Collected data entries
****************

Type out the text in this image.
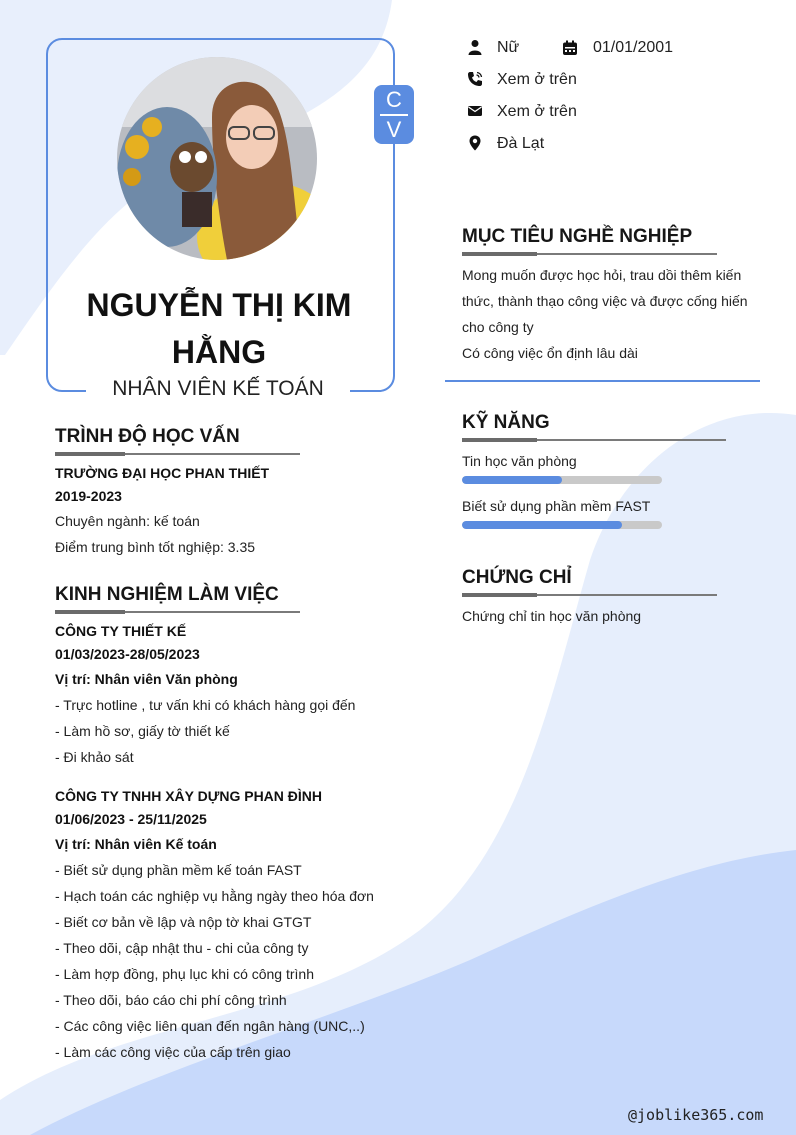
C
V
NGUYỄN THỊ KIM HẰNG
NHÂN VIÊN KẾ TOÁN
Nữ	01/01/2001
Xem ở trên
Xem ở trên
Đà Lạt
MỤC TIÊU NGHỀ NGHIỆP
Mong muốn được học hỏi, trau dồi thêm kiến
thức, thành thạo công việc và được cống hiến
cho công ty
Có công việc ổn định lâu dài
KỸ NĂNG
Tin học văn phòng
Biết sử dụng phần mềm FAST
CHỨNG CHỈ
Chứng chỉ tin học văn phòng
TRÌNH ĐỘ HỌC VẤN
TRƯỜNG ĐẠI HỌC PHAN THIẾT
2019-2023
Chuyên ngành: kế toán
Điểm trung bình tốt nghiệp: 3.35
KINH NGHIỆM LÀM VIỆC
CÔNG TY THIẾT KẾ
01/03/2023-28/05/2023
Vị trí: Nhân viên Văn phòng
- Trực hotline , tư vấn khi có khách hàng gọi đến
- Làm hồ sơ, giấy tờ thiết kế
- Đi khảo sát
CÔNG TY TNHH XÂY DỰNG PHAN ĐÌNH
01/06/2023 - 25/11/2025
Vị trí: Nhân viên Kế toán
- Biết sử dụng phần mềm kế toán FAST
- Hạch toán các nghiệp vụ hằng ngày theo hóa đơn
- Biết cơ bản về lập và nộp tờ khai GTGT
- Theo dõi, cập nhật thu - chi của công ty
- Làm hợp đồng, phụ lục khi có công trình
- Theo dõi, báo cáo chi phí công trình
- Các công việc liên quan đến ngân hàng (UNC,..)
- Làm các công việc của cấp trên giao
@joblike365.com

****************

> _WHAT THIS TASK INVOLVES_:
Write out the entries above verbatim; the pictures do not belong in your copy.

> _RESPONSE TO THE EXERCISE_:
Type out the text in this image.
C
V
NGUYỄN THỊ KIM HẰNG
NHÂN VIÊN KẾ TOÁN
Nữ	01/01/2001
Xem ở trên
Xem ở trên
Đà Lạt
MỤC TIÊU NGHỀ NGHIỆP
Mong muốn được học hỏi, trau dồi thêm kiến
thức, thành thạo công việc và được cống hiến
cho công ty
Có công việc ổn định lâu dài
KỸ NĂNG
Tin học văn phòng
Biết sử dụng phần mềm FAST
CHỨNG CHỈ
Chứng chỉ tin học văn phòng
TRÌNH ĐỘ HỌC VẤN
TRƯỜNG ĐẠI HỌC PHAN THIẾT
2019-2023
Chuyên ngành: kế toán
Điểm trung bình tốt nghiệp: 3.35
KINH NGHIỆM LÀM VIỆC
CÔNG TY THIẾT KẾ
01/03/2023-28/05/2023
Vị trí: Nhân viên Văn phòng
- Trực hotline , tư vấn khi có khách hàng gọi đến
- Làm hồ sơ, giấy tờ thiết kế
- Đi khảo sát
CÔNG TY TNHH XÂY DỰNG PHAN ĐÌNH
01/06/2023 - 25/11/2025
Vị trí: Nhân viên Kế toán
- Biết sử dụng phần mềm kế toán FAST
- Hạch toán các nghiệp vụ hằng ngày theo hóa đơn
- Biết cơ bản về lập và nộp tờ khai GTGT
- Theo dõi, cập nhật thu - chi của công ty
- Làm hợp đồng, phụ lục khi có công trình
- Theo dõi, báo cáo chi phí công trình
- Các công việc liên quan đến ngân hàng (UNC,..)
- Làm các công việc của cấp trên giao
@joblike365.com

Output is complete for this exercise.